# Exercise details
Transcribe all of the material below word for word and leave out its pictures.

[START]

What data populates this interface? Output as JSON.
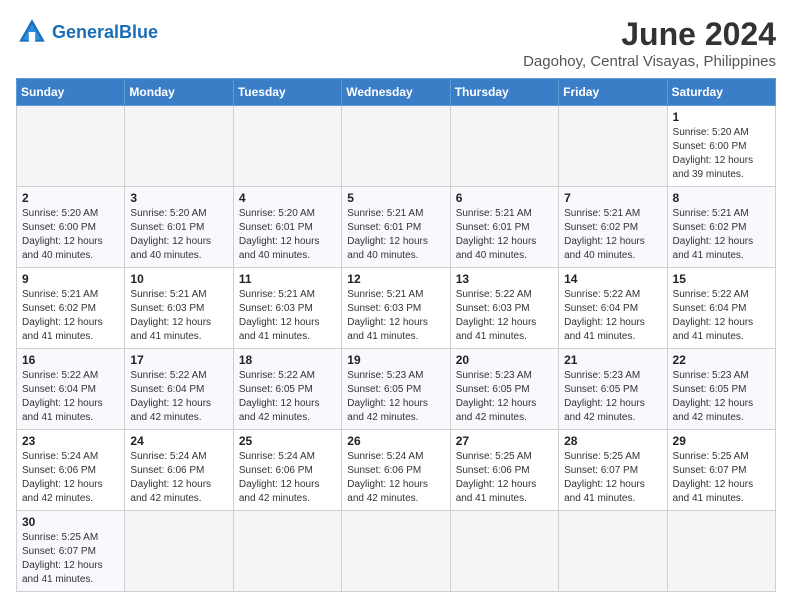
{
  "logo": {
    "text_general": "General",
    "text_blue": "Blue"
  },
  "title": "June 2024",
  "subtitle": "Dagohoy, Central Visayas, Philippines",
  "headers": [
    "Sunday",
    "Monday",
    "Tuesday",
    "Wednesday",
    "Thursday",
    "Friday",
    "Saturday"
  ],
  "weeks": [
    [
      {
        "day": "",
        "info": "",
        "empty": true
      },
      {
        "day": "",
        "info": "",
        "empty": true
      },
      {
        "day": "",
        "info": "",
        "empty": true
      },
      {
        "day": "",
        "info": "",
        "empty": true
      },
      {
        "day": "",
        "info": "",
        "empty": true
      },
      {
        "day": "",
        "info": "",
        "empty": true
      },
      {
        "day": "1",
        "info": "Sunrise: 5:20 AM\nSunset: 6:00 PM\nDaylight: 12 hours\nand 39 minutes.",
        "empty": false
      }
    ],
    [
      {
        "day": "2",
        "info": "Sunrise: 5:20 AM\nSunset: 6:00 PM\nDaylight: 12 hours\nand 40 minutes.",
        "empty": false
      },
      {
        "day": "3",
        "info": "Sunrise: 5:20 AM\nSunset: 6:01 PM\nDaylight: 12 hours\nand 40 minutes.",
        "empty": false
      },
      {
        "day": "4",
        "info": "Sunrise: 5:20 AM\nSunset: 6:01 PM\nDaylight: 12 hours\nand 40 minutes.",
        "empty": false
      },
      {
        "day": "5",
        "info": "Sunrise: 5:21 AM\nSunset: 6:01 PM\nDaylight: 12 hours\nand 40 minutes.",
        "empty": false
      },
      {
        "day": "6",
        "info": "Sunrise: 5:21 AM\nSunset: 6:01 PM\nDaylight: 12 hours\nand 40 minutes.",
        "empty": false
      },
      {
        "day": "7",
        "info": "Sunrise: 5:21 AM\nSunset: 6:02 PM\nDaylight: 12 hours\nand 40 minutes.",
        "empty": false
      },
      {
        "day": "8",
        "info": "Sunrise: 5:21 AM\nSunset: 6:02 PM\nDaylight: 12 hours\nand 41 minutes.",
        "empty": false
      }
    ],
    [
      {
        "day": "9",
        "info": "Sunrise: 5:21 AM\nSunset: 6:02 PM\nDaylight: 12 hours\nand 41 minutes.",
        "empty": false
      },
      {
        "day": "10",
        "info": "Sunrise: 5:21 AM\nSunset: 6:03 PM\nDaylight: 12 hours\nand 41 minutes.",
        "empty": false
      },
      {
        "day": "11",
        "info": "Sunrise: 5:21 AM\nSunset: 6:03 PM\nDaylight: 12 hours\nand 41 minutes.",
        "empty": false
      },
      {
        "day": "12",
        "info": "Sunrise: 5:21 AM\nSunset: 6:03 PM\nDaylight: 12 hours\nand 41 minutes.",
        "empty": false
      },
      {
        "day": "13",
        "info": "Sunrise: 5:22 AM\nSunset: 6:03 PM\nDaylight: 12 hours\nand 41 minutes.",
        "empty": false
      },
      {
        "day": "14",
        "info": "Sunrise: 5:22 AM\nSunset: 6:04 PM\nDaylight: 12 hours\nand 41 minutes.",
        "empty": false
      },
      {
        "day": "15",
        "info": "Sunrise: 5:22 AM\nSunset: 6:04 PM\nDaylight: 12 hours\nand 41 minutes.",
        "empty": false
      }
    ],
    [
      {
        "day": "16",
        "info": "Sunrise: 5:22 AM\nSunset: 6:04 PM\nDaylight: 12 hours\nand 41 minutes.",
        "empty": false
      },
      {
        "day": "17",
        "info": "Sunrise: 5:22 AM\nSunset: 6:04 PM\nDaylight: 12 hours\nand 42 minutes.",
        "empty": false
      },
      {
        "day": "18",
        "info": "Sunrise: 5:22 AM\nSunset: 6:05 PM\nDaylight: 12 hours\nand 42 minutes.",
        "empty": false
      },
      {
        "day": "19",
        "info": "Sunrise: 5:23 AM\nSunset: 6:05 PM\nDaylight: 12 hours\nand 42 minutes.",
        "empty": false
      },
      {
        "day": "20",
        "info": "Sunrise: 5:23 AM\nSunset: 6:05 PM\nDaylight: 12 hours\nand 42 minutes.",
        "empty": false
      },
      {
        "day": "21",
        "info": "Sunrise: 5:23 AM\nSunset: 6:05 PM\nDaylight: 12 hours\nand 42 minutes.",
        "empty": false
      },
      {
        "day": "22",
        "info": "Sunrise: 5:23 AM\nSunset: 6:05 PM\nDaylight: 12 hours\nand 42 minutes.",
        "empty": false
      }
    ],
    [
      {
        "day": "23",
        "info": "Sunrise: 5:24 AM\nSunset: 6:06 PM\nDaylight: 12 hours\nand 42 minutes.",
        "empty": false
      },
      {
        "day": "24",
        "info": "Sunrise: 5:24 AM\nSunset: 6:06 PM\nDaylight: 12 hours\nand 42 minutes.",
        "empty": false
      },
      {
        "day": "25",
        "info": "Sunrise: 5:24 AM\nSunset: 6:06 PM\nDaylight: 12 hours\nand 42 minutes.",
        "empty": false
      },
      {
        "day": "26",
        "info": "Sunrise: 5:24 AM\nSunset: 6:06 PM\nDaylight: 12 hours\nand 42 minutes.",
        "empty": false
      },
      {
        "day": "27",
        "info": "Sunrise: 5:25 AM\nSunset: 6:06 PM\nDaylight: 12 hours\nand 41 minutes.",
        "empty": false
      },
      {
        "day": "28",
        "info": "Sunrise: 5:25 AM\nSunset: 6:07 PM\nDaylight: 12 hours\nand 41 minutes.",
        "empty": false
      },
      {
        "day": "29",
        "info": "Sunrise: 5:25 AM\nSunset: 6:07 PM\nDaylight: 12 hours\nand 41 minutes.",
        "empty": false
      }
    ],
    [
      {
        "day": "30",
        "info": "Sunrise: 5:25 AM\nSunset: 6:07 PM\nDaylight: 12 hours\nand 41 minutes.",
        "empty": false
      },
      {
        "day": "",
        "info": "",
        "empty": true
      },
      {
        "day": "",
        "info": "",
        "empty": true
      },
      {
        "day": "",
        "info": "",
        "empty": true
      },
      {
        "day": "",
        "info": "",
        "empty": true
      },
      {
        "day": "",
        "info": "",
        "empty": true
      },
      {
        "day": "",
        "info": "",
        "empty": true
      }
    ]
  ]
}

[END]

# Task response
What data populates this interface? Output as JSON.
{
  "logo": {
    "text_general": "General",
    "text_blue": "Blue"
  },
  "title": "June 2024",
  "subtitle": "Dagohoy, Central Visayas, Philippines",
  "headers": [
    "Sunday",
    "Monday",
    "Tuesday",
    "Wednesday",
    "Thursday",
    "Friday",
    "Saturday"
  ],
  "weeks": [
    [
      {
        "day": "",
        "info": "",
        "empty": true
      },
      {
        "day": "",
        "info": "",
        "empty": true
      },
      {
        "day": "",
        "info": "",
        "empty": true
      },
      {
        "day": "",
        "info": "",
        "empty": true
      },
      {
        "day": "",
        "info": "",
        "empty": true
      },
      {
        "day": "",
        "info": "",
        "empty": true
      },
      {
        "day": "1",
        "info": "Sunrise: 5:20 AM\nSunset: 6:00 PM\nDaylight: 12 hours\nand 39 minutes.",
        "empty": false
      }
    ],
    [
      {
        "day": "2",
        "info": "Sunrise: 5:20 AM\nSunset: 6:00 PM\nDaylight: 12 hours\nand 40 minutes.",
        "empty": false
      },
      {
        "day": "3",
        "info": "Sunrise: 5:20 AM\nSunset: 6:01 PM\nDaylight: 12 hours\nand 40 minutes.",
        "empty": false
      },
      {
        "day": "4",
        "info": "Sunrise: 5:20 AM\nSunset: 6:01 PM\nDaylight: 12 hours\nand 40 minutes.",
        "empty": false
      },
      {
        "day": "5",
        "info": "Sunrise: 5:21 AM\nSunset: 6:01 PM\nDaylight: 12 hours\nand 40 minutes.",
        "empty": false
      },
      {
        "day": "6",
        "info": "Sunrise: 5:21 AM\nSunset: 6:01 PM\nDaylight: 12 hours\nand 40 minutes.",
        "empty": false
      },
      {
        "day": "7",
        "info": "Sunrise: 5:21 AM\nSunset: 6:02 PM\nDaylight: 12 hours\nand 40 minutes.",
        "empty": false
      },
      {
        "day": "8",
        "info": "Sunrise: 5:21 AM\nSunset: 6:02 PM\nDaylight: 12 hours\nand 41 minutes.",
        "empty": false
      }
    ],
    [
      {
        "day": "9",
        "info": "Sunrise: 5:21 AM\nSunset: 6:02 PM\nDaylight: 12 hours\nand 41 minutes.",
        "empty": false
      },
      {
        "day": "10",
        "info": "Sunrise: 5:21 AM\nSunset: 6:03 PM\nDaylight: 12 hours\nand 41 minutes.",
        "empty": false
      },
      {
        "day": "11",
        "info": "Sunrise: 5:21 AM\nSunset: 6:03 PM\nDaylight: 12 hours\nand 41 minutes.",
        "empty": false
      },
      {
        "day": "12",
        "info": "Sunrise: 5:21 AM\nSunset: 6:03 PM\nDaylight: 12 hours\nand 41 minutes.",
        "empty": false
      },
      {
        "day": "13",
        "info": "Sunrise: 5:22 AM\nSunset: 6:03 PM\nDaylight: 12 hours\nand 41 minutes.",
        "empty": false
      },
      {
        "day": "14",
        "info": "Sunrise: 5:22 AM\nSunset: 6:04 PM\nDaylight: 12 hours\nand 41 minutes.",
        "empty": false
      },
      {
        "day": "15",
        "info": "Sunrise: 5:22 AM\nSunset: 6:04 PM\nDaylight: 12 hours\nand 41 minutes.",
        "empty": false
      }
    ],
    [
      {
        "day": "16",
        "info": "Sunrise: 5:22 AM\nSunset: 6:04 PM\nDaylight: 12 hours\nand 41 minutes.",
        "empty": false
      },
      {
        "day": "17",
        "info": "Sunrise: 5:22 AM\nSunset: 6:04 PM\nDaylight: 12 hours\nand 42 minutes.",
        "empty": false
      },
      {
        "day": "18",
        "info": "Sunrise: 5:22 AM\nSunset: 6:05 PM\nDaylight: 12 hours\nand 42 minutes.",
        "empty": false
      },
      {
        "day": "19",
        "info": "Sunrise: 5:23 AM\nSunset: 6:05 PM\nDaylight: 12 hours\nand 42 minutes.",
        "empty": false
      },
      {
        "day": "20",
        "info": "Sunrise: 5:23 AM\nSunset: 6:05 PM\nDaylight: 12 hours\nand 42 minutes.",
        "empty": false
      },
      {
        "day": "21",
        "info": "Sunrise: 5:23 AM\nSunset: 6:05 PM\nDaylight: 12 hours\nand 42 minutes.",
        "empty": false
      },
      {
        "day": "22",
        "info": "Sunrise: 5:23 AM\nSunset: 6:05 PM\nDaylight: 12 hours\nand 42 minutes.",
        "empty": false
      }
    ],
    [
      {
        "day": "23",
        "info": "Sunrise: 5:24 AM\nSunset: 6:06 PM\nDaylight: 12 hours\nand 42 minutes.",
        "empty": false
      },
      {
        "day": "24",
        "info": "Sunrise: 5:24 AM\nSunset: 6:06 PM\nDaylight: 12 hours\nand 42 minutes.",
        "empty": false
      },
      {
        "day": "25",
        "info": "Sunrise: 5:24 AM\nSunset: 6:06 PM\nDaylight: 12 hours\nand 42 minutes.",
        "empty": false
      },
      {
        "day": "26",
        "info": "Sunrise: 5:24 AM\nSunset: 6:06 PM\nDaylight: 12 hours\nand 42 minutes.",
        "empty": false
      },
      {
        "day": "27",
        "info": "Sunrise: 5:25 AM\nSunset: 6:06 PM\nDaylight: 12 hours\nand 41 minutes.",
        "empty": false
      },
      {
        "day": "28",
        "info": "Sunrise: 5:25 AM\nSunset: 6:07 PM\nDaylight: 12 hours\nand 41 minutes.",
        "empty": false
      },
      {
        "day": "29",
        "info": "Sunrise: 5:25 AM\nSunset: 6:07 PM\nDaylight: 12 hours\nand 41 minutes.",
        "empty": false
      }
    ],
    [
      {
        "day": "30",
        "info": "Sunrise: 5:25 AM\nSunset: 6:07 PM\nDaylight: 12 hours\nand 41 minutes.",
        "empty": false
      },
      {
        "day": "",
        "info": "",
        "empty": true
      },
      {
        "day": "",
        "info": "",
        "empty": true
      },
      {
        "day": "",
        "info": "",
        "empty": true
      },
      {
        "day": "",
        "info": "",
        "empty": true
      },
      {
        "day": "",
        "info": "",
        "empty": true
      },
      {
        "day": "",
        "info": "",
        "empty": true
      }
    ]
  ]
}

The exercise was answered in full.